───── Dataset records ─────
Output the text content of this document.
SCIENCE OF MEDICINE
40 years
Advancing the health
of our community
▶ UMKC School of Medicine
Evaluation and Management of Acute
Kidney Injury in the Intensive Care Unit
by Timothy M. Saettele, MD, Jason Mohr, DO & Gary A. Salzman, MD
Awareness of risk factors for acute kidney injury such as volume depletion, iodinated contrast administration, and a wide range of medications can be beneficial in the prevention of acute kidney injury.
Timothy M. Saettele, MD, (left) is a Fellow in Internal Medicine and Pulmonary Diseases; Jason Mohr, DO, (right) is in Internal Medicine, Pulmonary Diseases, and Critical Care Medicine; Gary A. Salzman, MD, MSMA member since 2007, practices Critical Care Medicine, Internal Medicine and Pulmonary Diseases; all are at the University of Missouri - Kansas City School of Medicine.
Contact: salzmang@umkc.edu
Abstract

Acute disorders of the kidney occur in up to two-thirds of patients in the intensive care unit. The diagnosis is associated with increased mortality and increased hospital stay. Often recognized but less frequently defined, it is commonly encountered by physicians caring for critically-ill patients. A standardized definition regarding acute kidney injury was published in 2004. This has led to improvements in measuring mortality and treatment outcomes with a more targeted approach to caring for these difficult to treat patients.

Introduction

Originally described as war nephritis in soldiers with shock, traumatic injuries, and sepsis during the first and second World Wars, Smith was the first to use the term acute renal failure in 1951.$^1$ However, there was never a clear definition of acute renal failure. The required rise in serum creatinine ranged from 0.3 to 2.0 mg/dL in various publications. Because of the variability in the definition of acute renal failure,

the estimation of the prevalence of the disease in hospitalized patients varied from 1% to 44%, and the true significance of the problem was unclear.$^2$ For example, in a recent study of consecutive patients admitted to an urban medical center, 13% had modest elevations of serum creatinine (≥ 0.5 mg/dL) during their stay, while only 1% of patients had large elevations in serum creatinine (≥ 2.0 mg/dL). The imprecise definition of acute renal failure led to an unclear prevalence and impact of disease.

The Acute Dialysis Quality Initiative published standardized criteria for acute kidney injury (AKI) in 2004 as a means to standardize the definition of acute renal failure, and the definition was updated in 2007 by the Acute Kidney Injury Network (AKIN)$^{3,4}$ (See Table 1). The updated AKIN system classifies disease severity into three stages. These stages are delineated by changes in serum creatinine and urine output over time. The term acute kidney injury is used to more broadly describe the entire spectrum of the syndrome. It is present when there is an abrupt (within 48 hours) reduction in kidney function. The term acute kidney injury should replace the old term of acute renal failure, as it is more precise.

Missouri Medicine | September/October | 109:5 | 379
─────
● **What you need to do**: In the records above, find every line containing the word "Timothy" and show it.

● **Output of the exercise**:
by Timothy M. Saettele, MD, Jason Mohr, DO & Gary A. Salzman, MD
Timothy M. Saettele, MD, (left) is a Fellow in Internal Medicine and Pulmonary Diseases; Jason Mohr, DO, (right) is in Internal Medicine, Pulmonary Diseases, and Critical Care Medicine; Gary A. Salzman, MD, MSMA member since 2007, practices Critical Care Medicine, Internal Medicine and Pulmonary Diseases; all are at the University of Missouri - Kansas City School of Medicine.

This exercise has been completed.